▶ **Data for the task**
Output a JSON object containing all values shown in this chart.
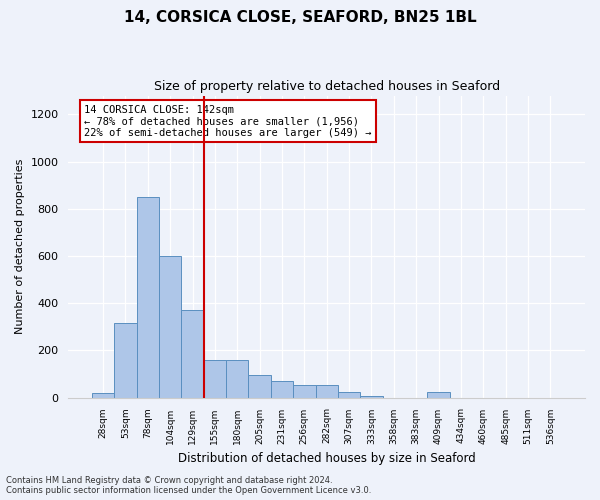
{
  "title1": "14, CORSICA CLOSE, SEAFORD, BN25 1BL",
  "title2": "Size of property relative to detached houses in Seaford",
  "xlabel": "Distribution of detached houses by size in Seaford",
  "ylabel": "Number of detached properties",
  "bar_labels": [
    "28sqm",
    "53sqm",
    "78sqm",
    "104sqm",
    "129sqm",
    "155sqm",
    "180sqm",
    "205sqm",
    "231sqm",
    "256sqm",
    "282sqm",
    "307sqm",
    "333sqm",
    "358sqm",
    "383sqm",
    "409sqm",
    "434sqm",
    "460sqm",
    "485sqm",
    "511sqm",
    "536sqm"
  ],
  "bar_values": [
    20,
    315,
    850,
    600,
    370,
    160,
    160,
    95,
    70,
    55,
    55,
    25,
    5,
    0,
    0,
    25,
    0,
    0,
    0,
    0,
    0
  ],
  "bar_color": "#aec6e8",
  "bar_edge_color": "#5a8fc0",
  "vline_color": "#cc0000",
  "vline_pos": 4.5,
  "annotation_text": "14 CORSICA CLOSE: 142sqm\n← 78% of detached houses are smaller (1,956)\n22% of semi-detached houses are larger (549) →",
  "annotation_box_color": "#ffffff",
  "annotation_box_edge": "#cc0000",
  "ylim": [
    0,
    1280
  ],
  "yticks": [
    0,
    200,
    400,
    600,
    800,
    1000,
    1200
  ],
  "footnote1": "Contains HM Land Registry data © Crown copyright and database right 2024.",
  "footnote2": "Contains public sector information licensed under the Open Government Licence v3.0.",
  "bg_color": "#eef2fa",
  "plot_bg_color": "#eef2fa"
}
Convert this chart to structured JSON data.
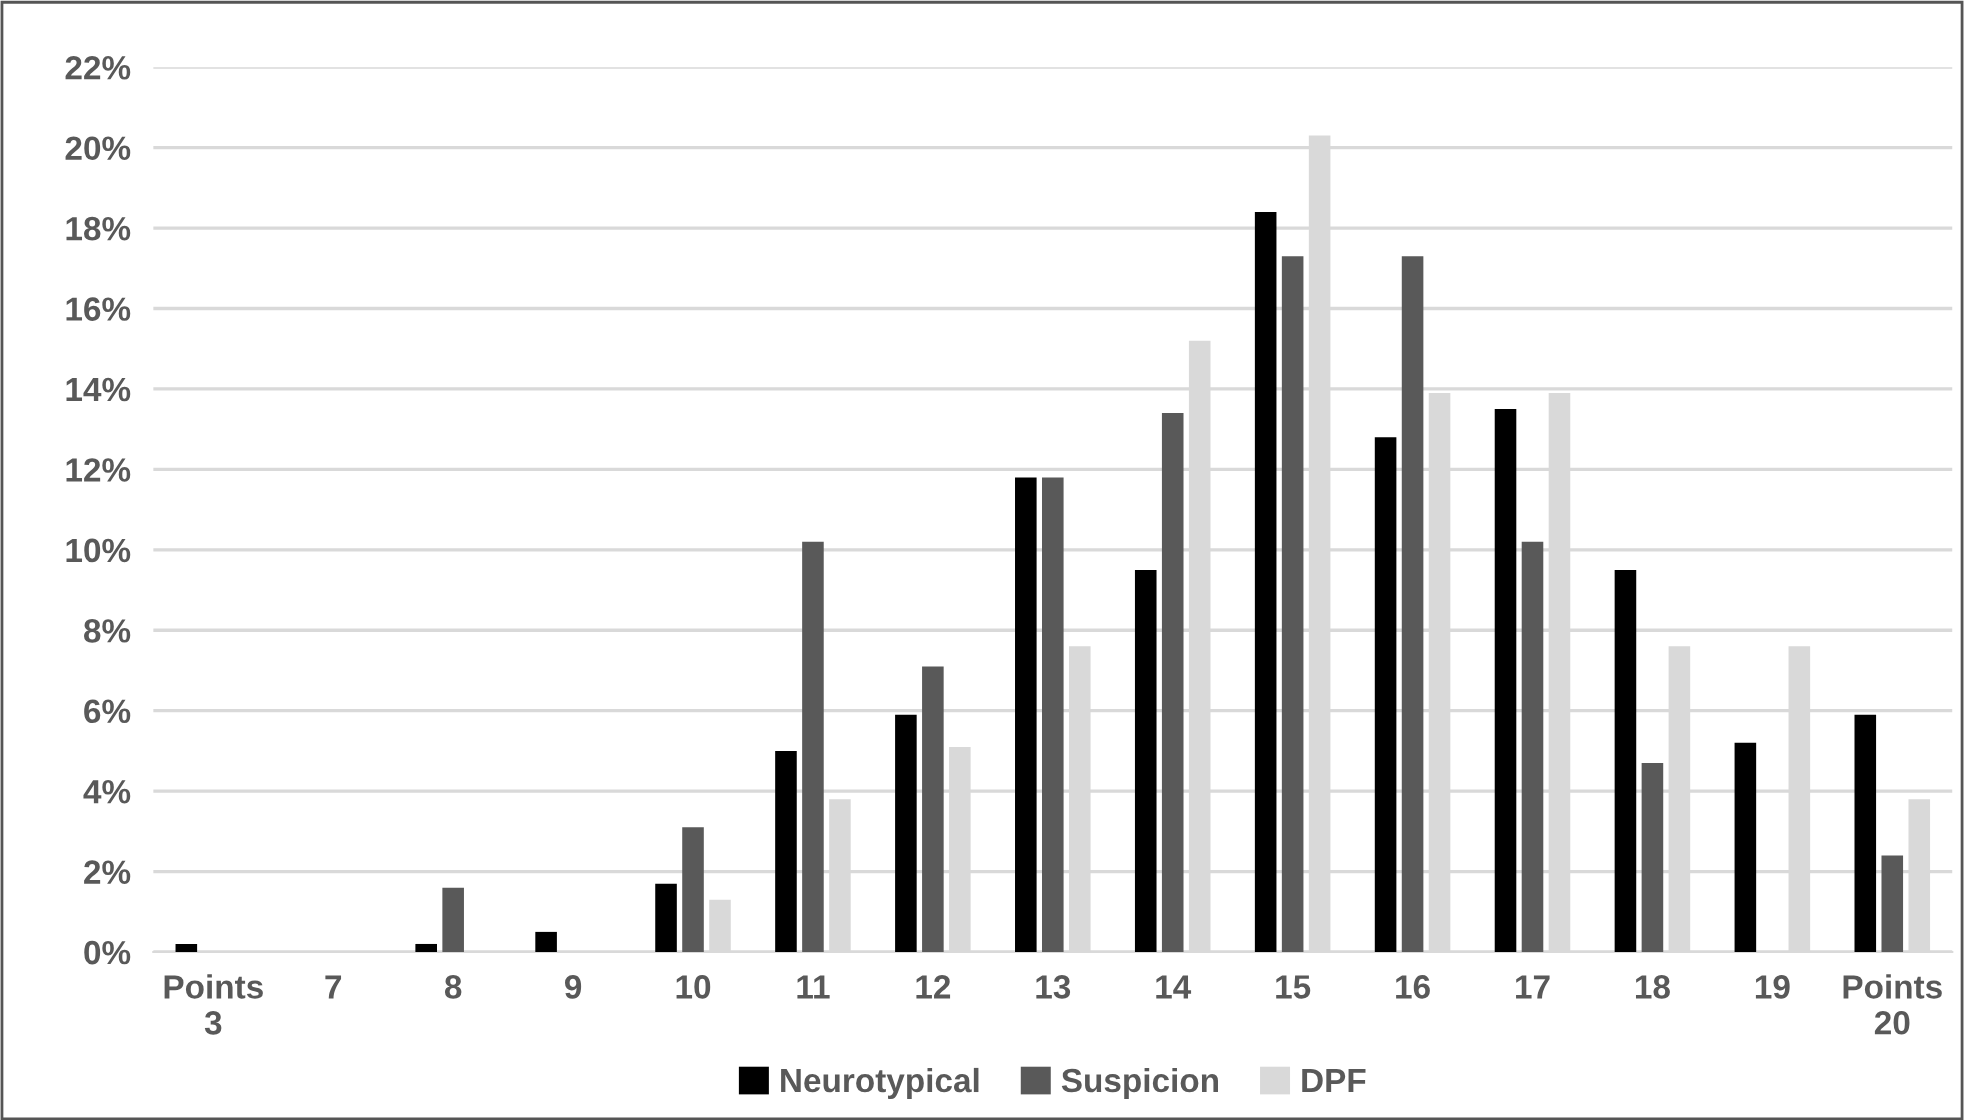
{
  "chart_data": {
    "type": "bar",
    "categories": [
      "Points\n3",
      "7",
      "8",
      "9",
      "10",
      "11",
      "12",
      "13",
      "14",
      "15",
      "16",
      "17",
      "18",
      "19",
      "Points\n20"
    ],
    "series": [
      {
        "name": "Neurotypical",
        "color": "#000000",
        "values": [
          0.2,
          0,
          0.2,
          0.5,
          1.7,
          5.0,
          5.9,
          11.8,
          9.5,
          18.4,
          12.8,
          13.5,
          9.5,
          5.2,
          5.9
        ]
      },
      {
        "name": "Suspicion",
        "color": "#595959",
        "values": [
          0,
          0,
          1.6,
          0,
          3.1,
          10.2,
          7.1,
          11.8,
          13.4,
          17.3,
          17.3,
          10.2,
          4.7,
          0,
          2.4
        ]
      },
      {
        "name": "DPF",
        "color": "#d9d9d9",
        "values": [
          0,
          0,
          0,
          0,
          1.3,
          3.8,
          5.1,
          7.6,
          15.2,
          20.3,
          13.9,
          13.9,
          7.6,
          7.6,
          3.8
        ]
      }
    ],
    "ylim": [
      0,
      22
    ],
    "yticks": [
      {
        "value": 0,
        "label": "0%"
      },
      {
        "value": 2,
        "label": "2%"
      },
      {
        "value": 4,
        "label": "4%"
      },
      {
        "value": 6,
        "label": "6%"
      },
      {
        "value": 8,
        "label": "8%"
      },
      {
        "value": 10,
        "label": "10%"
      },
      {
        "value": 12,
        "label": "12%"
      },
      {
        "value": 14,
        "label": "14%"
      },
      {
        "value": 16,
        "label": "16%"
      },
      {
        "value": 18,
        "label": "18%"
      },
      {
        "value": 20,
        "label": "20%"
      },
      {
        "value": 22,
        "label": "22%"
      }
    ],
    "grid": "y",
    "legend": "bottom"
  }
}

▶ **Requirements**
Write out each line of the data exactly; the images should be left out.

▶ **Reply to the exercise**
Output a JSON object containing all values shown in this chart.
{
  "title1": "14, CORSICA CLOSE, SEAFORD, BN25 1BL",
  "title2": "Size of property relative to detached houses in Seaford",
  "xlabel": "Distribution of detached houses by size in Seaford",
  "ylabel": "Number of detached properties",
  "bar_labels": [
    "28sqm",
    "53sqm",
    "78sqm",
    "104sqm",
    "129sqm",
    "155sqm",
    "180sqm",
    "205sqm",
    "231sqm",
    "256sqm",
    "282sqm",
    "307sqm",
    "333sqm",
    "358sqm",
    "383sqm",
    "409sqm",
    "434sqm",
    "460sqm",
    "485sqm",
    "511sqm",
    "536sqm"
  ],
  "bar_values": [
    20,
    315,
    850,
    600,
    370,
    160,
    160,
    95,
    70,
    55,
    55,
    25,
    5,
    0,
    0,
    25,
    0,
    0,
    0,
    0,
    0
  ],
  "bar_color": "#aec6e8",
  "bar_edge_color": "#5a8fc0",
  "vline_color": "#cc0000",
  "vline_pos": 4.5,
  "annotation_text": "14 CORSICA CLOSE: 142sqm\n← 78% of detached houses are smaller (1,956)\n22% of semi-detached houses are larger (549) →",
  "annotation_box_color": "#ffffff",
  "annotation_box_edge": "#cc0000",
  "ylim": [
    0,
    1280
  ],
  "yticks": [
    0,
    200,
    400,
    600,
    800,
    1000,
    1200
  ],
  "footnote1": "Contains HM Land Registry data © Crown copyright and database right 2024.",
  "footnote2": "Contains public sector information licensed under the Open Government Licence v3.0.",
  "bg_color": "#eef2fa",
  "plot_bg_color": "#eef2fa"
}
Convert this chart to structured JSON data.
{
  "chart_data": {
    "type": "bar",
    "categories": [
      "Points\n3",
      "7",
      "8",
      "9",
      "10",
      "11",
      "12",
      "13",
      "14",
      "15",
      "16",
      "17",
      "18",
      "19",
      "Points\n20"
    ],
    "series": [
      {
        "name": "Neurotypical",
        "color": "#000000",
        "values": [
          0.2,
          0,
          0.2,
          0.5,
          1.7,
          5.0,
          5.9,
          11.8,
          9.5,
          18.4,
          12.8,
          13.5,
          9.5,
          5.2,
          5.9
        ]
      },
      {
        "name": "Suspicion",
        "color": "#595959",
        "values": [
          0,
          0,
          1.6,
          0,
          3.1,
          10.2,
          7.1,
          11.8,
          13.4,
          17.3,
          17.3,
          10.2,
          4.7,
          0,
          2.4
        ]
      },
      {
        "name": "DPF",
        "color": "#d9d9d9",
        "values": [
          0,
          0,
          0,
          0,
          1.3,
          3.8,
          5.1,
          7.6,
          15.2,
          20.3,
          13.9,
          13.9,
          7.6,
          7.6,
          3.8
        ]
      }
    ],
    "ylim": [
      0,
      22
    ],
    "yticks": [
      {
        "value": 0,
        "label": "0%"
      },
      {
        "value": 2,
        "label": "2%"
      },
      {
        "value": 4,
        "label": "4%"
      },
      {
        "value": 6,
        "label": "6%"
      },
      {
        "value": 8,
        "label": "8%"
      },
      {
        "value": 10,
        "label": "10%"
      },
      {
        "value": 12,
        "label": "12%"
      },
      {
        "value": 14,
        "label": "14%"
      },
      {
        "value": 16,
        "label": "16%"
      },
      {
        "value": 18,
        "label": "18%"
      },
      {
        "value": 20,
        "label": "20%"
      },
      {
        "value": 22,
        "label": "22%"
      }
    ],
    "grid": "y",
    "legend": "bottom"
  }
}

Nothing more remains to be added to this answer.